* Extracted records
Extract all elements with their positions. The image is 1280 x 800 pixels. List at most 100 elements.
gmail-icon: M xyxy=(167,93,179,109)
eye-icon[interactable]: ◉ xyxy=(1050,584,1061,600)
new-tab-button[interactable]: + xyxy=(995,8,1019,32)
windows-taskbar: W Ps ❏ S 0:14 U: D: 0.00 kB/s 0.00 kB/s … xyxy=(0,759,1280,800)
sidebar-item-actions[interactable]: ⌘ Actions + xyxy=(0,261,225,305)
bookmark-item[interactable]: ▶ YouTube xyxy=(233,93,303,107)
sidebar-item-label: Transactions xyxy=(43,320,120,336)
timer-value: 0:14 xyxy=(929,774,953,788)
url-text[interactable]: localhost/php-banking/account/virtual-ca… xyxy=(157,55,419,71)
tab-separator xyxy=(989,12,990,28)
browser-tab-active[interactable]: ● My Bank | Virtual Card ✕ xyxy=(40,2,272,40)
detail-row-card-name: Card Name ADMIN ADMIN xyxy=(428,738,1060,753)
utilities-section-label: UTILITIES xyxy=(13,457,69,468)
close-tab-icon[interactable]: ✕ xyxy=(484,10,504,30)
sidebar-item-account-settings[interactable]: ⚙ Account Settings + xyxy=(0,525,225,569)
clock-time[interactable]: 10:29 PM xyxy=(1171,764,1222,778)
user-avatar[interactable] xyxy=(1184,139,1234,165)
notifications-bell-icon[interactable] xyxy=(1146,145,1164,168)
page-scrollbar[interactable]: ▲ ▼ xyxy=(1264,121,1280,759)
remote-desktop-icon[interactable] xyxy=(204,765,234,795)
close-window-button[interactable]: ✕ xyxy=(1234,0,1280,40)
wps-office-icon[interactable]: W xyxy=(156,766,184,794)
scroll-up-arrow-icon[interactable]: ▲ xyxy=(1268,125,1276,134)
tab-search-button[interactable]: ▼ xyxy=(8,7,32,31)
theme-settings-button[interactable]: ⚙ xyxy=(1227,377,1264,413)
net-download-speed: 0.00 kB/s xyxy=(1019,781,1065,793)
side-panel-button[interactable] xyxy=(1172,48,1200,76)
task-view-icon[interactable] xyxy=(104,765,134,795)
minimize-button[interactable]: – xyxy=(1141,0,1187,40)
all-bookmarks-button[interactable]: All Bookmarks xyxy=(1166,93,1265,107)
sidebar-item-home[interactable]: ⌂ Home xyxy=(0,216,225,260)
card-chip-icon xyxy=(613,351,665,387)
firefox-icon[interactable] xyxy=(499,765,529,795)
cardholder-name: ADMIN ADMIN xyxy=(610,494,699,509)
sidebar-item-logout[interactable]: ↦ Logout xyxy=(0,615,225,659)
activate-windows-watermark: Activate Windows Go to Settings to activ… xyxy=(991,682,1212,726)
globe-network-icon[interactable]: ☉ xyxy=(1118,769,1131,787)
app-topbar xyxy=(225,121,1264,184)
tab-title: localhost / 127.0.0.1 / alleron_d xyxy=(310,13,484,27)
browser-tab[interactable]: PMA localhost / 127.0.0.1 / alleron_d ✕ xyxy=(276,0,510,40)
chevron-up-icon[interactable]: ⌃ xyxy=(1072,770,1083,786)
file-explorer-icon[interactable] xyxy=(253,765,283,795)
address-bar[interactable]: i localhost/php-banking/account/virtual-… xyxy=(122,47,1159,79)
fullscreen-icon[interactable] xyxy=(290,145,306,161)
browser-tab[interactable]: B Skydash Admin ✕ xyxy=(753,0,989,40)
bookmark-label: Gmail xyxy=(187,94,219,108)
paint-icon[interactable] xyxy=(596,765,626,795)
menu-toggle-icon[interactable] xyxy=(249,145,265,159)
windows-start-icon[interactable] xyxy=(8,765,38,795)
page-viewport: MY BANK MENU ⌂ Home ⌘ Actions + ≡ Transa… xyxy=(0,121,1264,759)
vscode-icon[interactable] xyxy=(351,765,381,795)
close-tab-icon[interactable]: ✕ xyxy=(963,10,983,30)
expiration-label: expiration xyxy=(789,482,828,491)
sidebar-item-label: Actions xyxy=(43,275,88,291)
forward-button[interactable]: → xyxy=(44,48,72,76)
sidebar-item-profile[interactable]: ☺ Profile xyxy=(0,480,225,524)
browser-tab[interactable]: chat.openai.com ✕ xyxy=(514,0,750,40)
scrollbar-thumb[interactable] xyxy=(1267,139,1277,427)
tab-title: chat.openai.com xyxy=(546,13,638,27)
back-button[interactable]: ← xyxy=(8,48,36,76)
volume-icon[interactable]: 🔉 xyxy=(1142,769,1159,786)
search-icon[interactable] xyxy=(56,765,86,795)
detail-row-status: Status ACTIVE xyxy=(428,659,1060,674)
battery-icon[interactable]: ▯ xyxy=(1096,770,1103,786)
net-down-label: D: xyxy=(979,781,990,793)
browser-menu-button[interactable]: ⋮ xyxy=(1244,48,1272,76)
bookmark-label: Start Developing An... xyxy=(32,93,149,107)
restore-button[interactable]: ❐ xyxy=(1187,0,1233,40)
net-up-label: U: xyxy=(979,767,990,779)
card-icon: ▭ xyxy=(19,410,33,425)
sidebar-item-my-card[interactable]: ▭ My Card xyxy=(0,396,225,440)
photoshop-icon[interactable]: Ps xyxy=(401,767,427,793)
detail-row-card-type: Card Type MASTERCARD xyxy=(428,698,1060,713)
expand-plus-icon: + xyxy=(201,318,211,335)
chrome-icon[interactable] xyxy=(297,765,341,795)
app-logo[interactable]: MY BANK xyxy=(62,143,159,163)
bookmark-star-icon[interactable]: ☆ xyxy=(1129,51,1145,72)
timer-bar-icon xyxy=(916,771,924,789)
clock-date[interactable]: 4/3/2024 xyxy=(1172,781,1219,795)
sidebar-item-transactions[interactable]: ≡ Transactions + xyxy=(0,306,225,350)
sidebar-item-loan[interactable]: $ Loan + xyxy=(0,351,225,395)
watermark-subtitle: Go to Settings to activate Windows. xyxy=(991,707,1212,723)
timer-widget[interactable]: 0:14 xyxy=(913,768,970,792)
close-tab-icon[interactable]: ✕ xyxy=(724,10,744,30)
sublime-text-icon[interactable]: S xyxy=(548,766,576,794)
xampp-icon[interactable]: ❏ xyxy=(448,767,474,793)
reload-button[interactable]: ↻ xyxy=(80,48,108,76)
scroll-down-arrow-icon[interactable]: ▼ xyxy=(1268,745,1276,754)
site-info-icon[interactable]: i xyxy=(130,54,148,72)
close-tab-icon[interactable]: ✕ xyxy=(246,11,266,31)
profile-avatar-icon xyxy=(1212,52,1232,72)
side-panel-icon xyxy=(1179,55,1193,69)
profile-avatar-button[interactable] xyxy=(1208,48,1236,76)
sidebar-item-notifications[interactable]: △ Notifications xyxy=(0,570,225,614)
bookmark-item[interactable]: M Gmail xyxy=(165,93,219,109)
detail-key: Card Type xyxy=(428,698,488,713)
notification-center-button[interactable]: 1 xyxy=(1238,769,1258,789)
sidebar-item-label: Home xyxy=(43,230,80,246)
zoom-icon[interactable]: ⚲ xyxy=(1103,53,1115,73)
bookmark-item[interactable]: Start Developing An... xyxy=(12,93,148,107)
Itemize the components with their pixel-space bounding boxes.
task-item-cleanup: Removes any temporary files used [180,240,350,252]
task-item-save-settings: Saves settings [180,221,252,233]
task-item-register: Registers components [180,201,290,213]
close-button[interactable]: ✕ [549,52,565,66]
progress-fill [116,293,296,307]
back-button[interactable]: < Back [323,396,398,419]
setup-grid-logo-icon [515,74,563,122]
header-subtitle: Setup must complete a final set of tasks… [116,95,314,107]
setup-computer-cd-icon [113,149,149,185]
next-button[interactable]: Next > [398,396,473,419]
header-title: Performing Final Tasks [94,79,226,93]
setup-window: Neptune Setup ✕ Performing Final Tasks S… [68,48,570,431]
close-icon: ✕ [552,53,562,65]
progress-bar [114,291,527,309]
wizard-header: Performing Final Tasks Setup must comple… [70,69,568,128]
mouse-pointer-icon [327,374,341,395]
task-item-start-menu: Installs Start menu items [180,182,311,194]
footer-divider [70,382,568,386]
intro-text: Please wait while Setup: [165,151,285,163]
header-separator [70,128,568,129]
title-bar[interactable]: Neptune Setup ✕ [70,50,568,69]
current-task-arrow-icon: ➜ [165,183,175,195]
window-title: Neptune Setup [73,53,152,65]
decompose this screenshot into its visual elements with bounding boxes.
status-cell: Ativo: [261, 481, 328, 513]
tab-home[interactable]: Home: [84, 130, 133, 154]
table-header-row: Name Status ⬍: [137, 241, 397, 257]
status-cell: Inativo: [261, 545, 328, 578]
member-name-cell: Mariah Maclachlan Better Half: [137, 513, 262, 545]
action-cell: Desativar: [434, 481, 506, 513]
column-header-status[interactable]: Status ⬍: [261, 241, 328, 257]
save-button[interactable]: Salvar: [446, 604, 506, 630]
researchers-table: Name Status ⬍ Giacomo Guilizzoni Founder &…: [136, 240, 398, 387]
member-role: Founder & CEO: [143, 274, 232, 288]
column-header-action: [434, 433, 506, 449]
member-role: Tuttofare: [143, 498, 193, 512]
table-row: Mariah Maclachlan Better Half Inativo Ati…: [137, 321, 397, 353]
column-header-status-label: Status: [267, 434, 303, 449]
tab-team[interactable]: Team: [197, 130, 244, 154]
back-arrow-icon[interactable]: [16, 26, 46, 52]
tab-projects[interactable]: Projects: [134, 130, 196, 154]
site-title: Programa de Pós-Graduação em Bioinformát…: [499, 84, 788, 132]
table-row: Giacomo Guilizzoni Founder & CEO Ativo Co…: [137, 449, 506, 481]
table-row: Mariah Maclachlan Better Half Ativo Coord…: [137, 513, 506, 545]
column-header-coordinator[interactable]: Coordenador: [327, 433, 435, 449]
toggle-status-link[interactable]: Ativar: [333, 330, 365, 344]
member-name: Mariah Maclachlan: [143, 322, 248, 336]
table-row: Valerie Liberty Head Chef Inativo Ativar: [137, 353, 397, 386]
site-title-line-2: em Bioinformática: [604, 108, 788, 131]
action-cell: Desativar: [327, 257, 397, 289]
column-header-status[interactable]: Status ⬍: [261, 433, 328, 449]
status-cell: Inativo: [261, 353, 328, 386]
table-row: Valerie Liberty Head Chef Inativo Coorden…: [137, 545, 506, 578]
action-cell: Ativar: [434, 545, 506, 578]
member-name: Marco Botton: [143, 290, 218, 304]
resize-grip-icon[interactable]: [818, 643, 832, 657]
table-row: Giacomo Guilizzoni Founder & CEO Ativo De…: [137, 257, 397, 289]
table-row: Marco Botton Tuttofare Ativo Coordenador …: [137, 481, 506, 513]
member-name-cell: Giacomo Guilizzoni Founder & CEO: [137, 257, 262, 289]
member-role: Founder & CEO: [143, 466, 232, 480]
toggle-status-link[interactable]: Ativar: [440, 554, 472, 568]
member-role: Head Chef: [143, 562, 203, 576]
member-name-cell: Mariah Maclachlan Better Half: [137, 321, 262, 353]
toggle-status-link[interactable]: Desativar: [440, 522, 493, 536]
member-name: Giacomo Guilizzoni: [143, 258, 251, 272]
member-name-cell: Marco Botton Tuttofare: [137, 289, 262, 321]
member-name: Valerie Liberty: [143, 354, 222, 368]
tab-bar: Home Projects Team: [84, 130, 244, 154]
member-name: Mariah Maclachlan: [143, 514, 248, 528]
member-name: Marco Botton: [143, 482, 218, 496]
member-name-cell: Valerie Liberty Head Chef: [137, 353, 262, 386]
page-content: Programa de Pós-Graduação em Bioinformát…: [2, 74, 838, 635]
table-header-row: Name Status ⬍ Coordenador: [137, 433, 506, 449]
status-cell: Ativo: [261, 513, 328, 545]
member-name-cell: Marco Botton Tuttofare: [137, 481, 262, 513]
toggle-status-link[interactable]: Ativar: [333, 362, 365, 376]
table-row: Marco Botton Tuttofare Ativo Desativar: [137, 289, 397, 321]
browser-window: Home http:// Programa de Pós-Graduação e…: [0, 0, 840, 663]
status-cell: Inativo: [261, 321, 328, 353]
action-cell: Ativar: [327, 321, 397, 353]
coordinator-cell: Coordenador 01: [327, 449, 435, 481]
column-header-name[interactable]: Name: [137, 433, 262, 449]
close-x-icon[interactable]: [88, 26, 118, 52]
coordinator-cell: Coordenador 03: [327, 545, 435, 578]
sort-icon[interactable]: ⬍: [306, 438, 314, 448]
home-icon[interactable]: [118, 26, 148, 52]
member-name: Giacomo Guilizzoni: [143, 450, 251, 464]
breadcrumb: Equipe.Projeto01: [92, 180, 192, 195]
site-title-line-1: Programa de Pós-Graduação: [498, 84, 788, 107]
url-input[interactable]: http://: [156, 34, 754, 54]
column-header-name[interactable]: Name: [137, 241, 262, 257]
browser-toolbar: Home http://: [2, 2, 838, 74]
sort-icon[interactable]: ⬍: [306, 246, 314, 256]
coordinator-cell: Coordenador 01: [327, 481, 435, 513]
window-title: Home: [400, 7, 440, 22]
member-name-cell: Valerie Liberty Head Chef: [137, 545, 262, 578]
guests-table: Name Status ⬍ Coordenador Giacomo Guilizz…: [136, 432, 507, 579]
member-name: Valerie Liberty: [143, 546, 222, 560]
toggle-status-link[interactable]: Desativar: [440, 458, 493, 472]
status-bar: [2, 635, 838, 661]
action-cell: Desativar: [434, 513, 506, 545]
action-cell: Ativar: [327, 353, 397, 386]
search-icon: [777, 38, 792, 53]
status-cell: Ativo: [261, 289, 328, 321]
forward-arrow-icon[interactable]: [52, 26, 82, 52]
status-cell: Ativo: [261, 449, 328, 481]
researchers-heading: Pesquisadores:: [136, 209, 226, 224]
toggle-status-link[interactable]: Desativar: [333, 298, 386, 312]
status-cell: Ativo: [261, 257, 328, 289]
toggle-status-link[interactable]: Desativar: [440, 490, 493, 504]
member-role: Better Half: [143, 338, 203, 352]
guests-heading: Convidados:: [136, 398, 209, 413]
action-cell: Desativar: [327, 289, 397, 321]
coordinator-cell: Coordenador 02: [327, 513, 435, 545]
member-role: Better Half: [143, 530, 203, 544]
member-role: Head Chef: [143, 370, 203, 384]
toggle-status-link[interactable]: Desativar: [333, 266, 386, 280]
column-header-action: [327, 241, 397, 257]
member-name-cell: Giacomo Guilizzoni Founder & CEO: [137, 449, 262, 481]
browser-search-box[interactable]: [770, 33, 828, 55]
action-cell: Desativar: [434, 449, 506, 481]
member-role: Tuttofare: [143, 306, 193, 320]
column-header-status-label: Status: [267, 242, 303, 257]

* Instructions to follow
Return the data's lines word for word, starting with the very first line and going on through the line with "tab-separator xyxy=(989,12,990,28)", both ends included.

* Worked solution
Extract all elements with their positions. The image is 1280 x 800 pixels. List at most 100 elements.
gmail-icon: M xyxy=(167,93,179,109)
eye-icon[interactable]: ◉ xyxy=(1050,584,1061,600)
new-tab-button[interactable]: + xyxy=(995,8,1019,32)
windows-taskbar: W Ps ❏ S 0:14 U: D: 0.00 kB/s 0.00 kB/s … xyxy=(0,759,1280,800)
sidebar-item-actions[interactable]: ⌘ Actions + xyxy=(0,261,225,305)
bookmark-item[interactable]: ▶ YouTube xyxy=(233,93,303,107)
sidebar-item-label: Transactions xyxy=(43,320,120,336)
timer-value: 0:14 xyxy=(929,774,953,788)
url-text[interactable]: localhost/php-banking/account/virtual-ca… xyxy=(157,55,419,71)
tab-separator xyxy=(989,12,990,28)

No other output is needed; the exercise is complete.